§ **Dataset rows**:
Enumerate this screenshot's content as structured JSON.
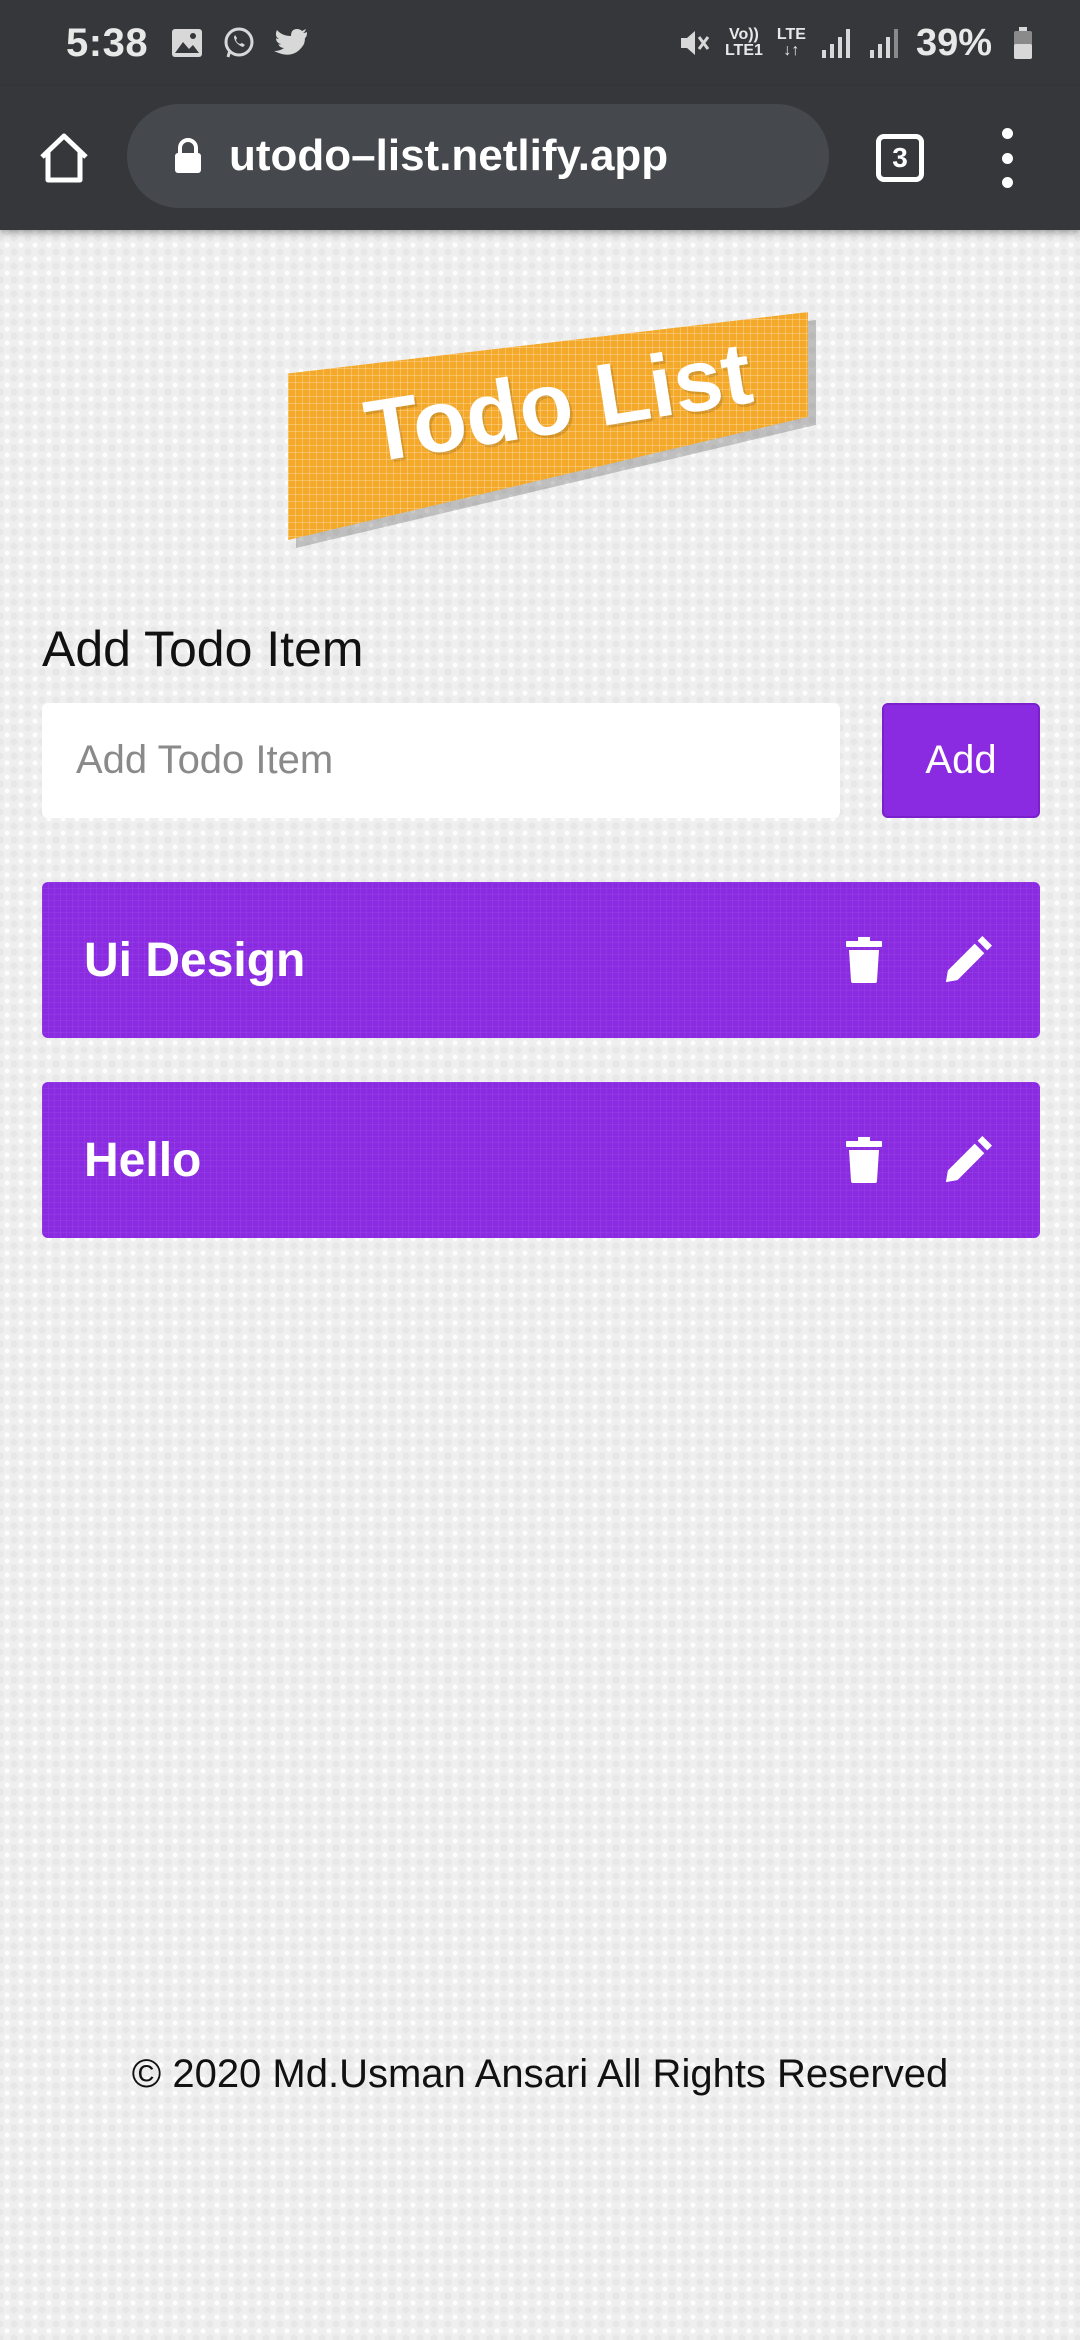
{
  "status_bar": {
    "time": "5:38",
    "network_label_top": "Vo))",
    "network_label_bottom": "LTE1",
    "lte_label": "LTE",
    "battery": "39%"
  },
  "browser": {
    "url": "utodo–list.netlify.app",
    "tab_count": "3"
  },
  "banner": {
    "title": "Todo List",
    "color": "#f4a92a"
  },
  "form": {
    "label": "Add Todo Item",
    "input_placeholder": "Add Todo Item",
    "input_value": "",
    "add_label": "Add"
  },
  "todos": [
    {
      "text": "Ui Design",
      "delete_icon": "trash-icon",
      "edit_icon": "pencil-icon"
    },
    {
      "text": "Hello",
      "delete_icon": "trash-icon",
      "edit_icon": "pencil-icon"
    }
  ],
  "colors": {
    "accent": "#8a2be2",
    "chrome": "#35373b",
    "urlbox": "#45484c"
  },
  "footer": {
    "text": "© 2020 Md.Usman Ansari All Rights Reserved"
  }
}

§ **What you need to do**: Output, exactly, all the records above; include no pictures.

§ **Exercise answer**:
Enumerate this screenshot's content as structured JSON.
{
  "status_bar": {
    "time": "5:38",
    "network_label_top": "Vo))",
    "network_label_bottom": "LTE1",
    "lte_label": "LTE",
    "battery": "39%"
  },
  "browser": {
    "url": "utodo–list.netlify.app",
    "tab_count": "3"
  },
  "banner": {
    "title": "Todo List",
    "color": "#f4a92a"
  },
  "form": {
    "label": "Add Todo Item",
    "input_placeholder": "Add Todo Item",
    "input_value": "",
    "add_label": "Add"
  },
  "todos": [
    {
      "text": "Ui Design",
      "delete_icon": "trash-icon",
      "edit_icon": "pencil-icon"
    },
    {
      "text": "Hello",
      "delete_icon": "trash-icon",
      "edit_icon": "pencil-icon"
    }
  ],
  "colors": {
    "accent": "#8a2be2",
    "chrome": "#35373b",
    "urlbox": "#45484c"
  },
  "footer": {
    "text": "© 2020 Md.Usman Ansari All Rights Reserved"
  }
}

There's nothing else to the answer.